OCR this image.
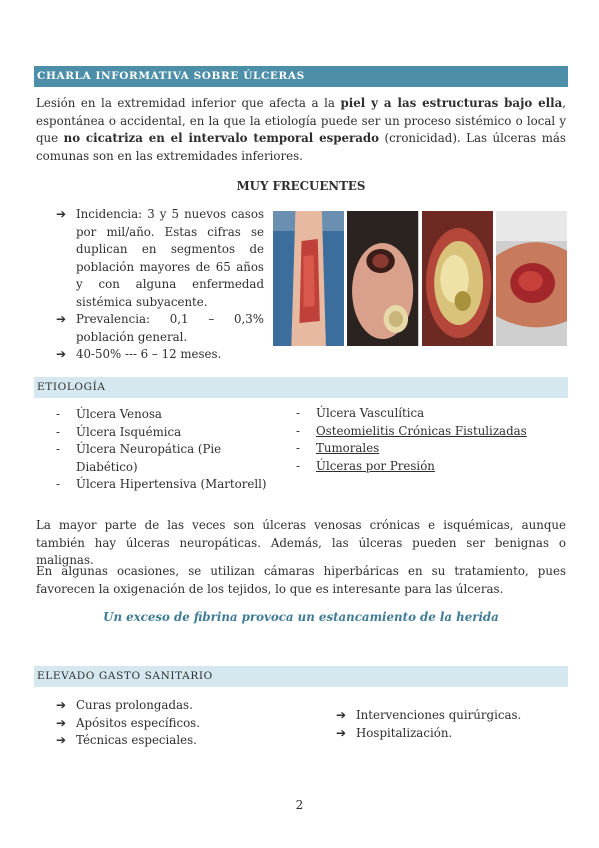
CHARLA INFORMATIVA SOBRE ÚLCERAS

Lesión en la extremidad inferior que afecta a la piel y a las estructuras bajo ella, espontánea o accidental, en la que la etiología puede ser un proceso sistémico o local y que no cicatriza en el intervalo temporal esperado (cronicidad). Las úlceras más comunas son en las extremidades inferiores.

MUY FRECUENTES

➔ Incidencia: 3 y 5 nuevos casos por mil/año. Estas cifras se duplican en segmentos de población mayores de 65 años y con alguna enfermedad sistémica subyacente.
➔ Prevalencia: 0,1 – 0,3% población general.
➔ 40-50% --- 6 – 12 meses.
ETIOLOGÍA
- Úlcera Venosa
- Úlcera Isquémica
- Úlcera Neuropática (Pie Diabético)
- Úlcera Hipertensiva (Martorell)
- Úlcera Vasculítica
- Osteomielitis Crónicas Fistulizadas
- Tumorales
- Úlceras por Presión

La mayor parte de las veces son úlceras venosas crónicas e isquémicas, aunque también hay úlceras neuropáticas. Además, las úlceras pueden ser benignas o malignas.

En algunas ocasiones, se utilizan cámaras hiperbáricas en su tratamiento, pues favorecen la oxigenación de los tejidos, lo que es interesante para las úlceras.

Un exceso de fibrina provoca un estancamiento de la herida

ELEVADO GASTO SANITARIO
➔ Curas prolongadas.
➔ Apósitos específicos.
➔ Técnicas especiales.
➔ Intervenciones quirúrgicas.
➔ Hospitalización.
2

◇ ◇ ◇ ◇

- [GOAL OF THE EXERCISE]: Every line of the data above is to be repeated exactly; the images are to be left out.

- [RESPONSE AREA]:
OCR this image.
CHARLA INFORMATIVA SOBRE ÚLCERAS

Lesión en la extremidad inferior que afecta a la piel y a las estructuras bajo ella, espontánea o accidental, en la que la etiología puede ser un proceso sistémico o local y que no cicatriza en el intervalo temporal esperado (cronicidad). Las úlceras más comunas son en las extremidades inferiores.

MUY FRECUENTES

➔ Incidencia: 3 y 5 nuevos casos por mil/año. Estas cifras se duplican en segmentos de población mayores de 65 años y con alguna enfermedad sistémica subyacente.
➔ Prevalencia: 0,1 – 0,3% población general.
➔ 40-50% --- 6 – 12 meses.
ETIOLOGÍA
- Úlcera Venosa
- Úlcera Isquémica
- Úlcera Neuropática (Pie Diabético)
- Úlcera Hipertensiva (Martorell)
- Úlcera Vasculítica
- Osteomielitis Crónicas Fistulizadas
- Tumorales
- Úlceras por Presión

La mayor parte de las veces son úlceras venosas crónicas e isquémicas, aunque también hay úlceras neuropáticas. Además, las úlceras pueden ser benignas o malignas.

En algunas ocasiones, se utilizan cámaras hiperbáricas en su tratamiento, pues favorecen la oxigenación de los tejidos, lo que es interesante para las úlceras.

Un exceso de fibrina provoca un estancamiento de la herida

ELEVADO GASTO SANITARIO
➔ Curas prolongadas.
➔ Apósitos específicos.
➔ Técnicas especiales.
➔ Intervenciones quirúrgicas.
➔ Hospitalización.
2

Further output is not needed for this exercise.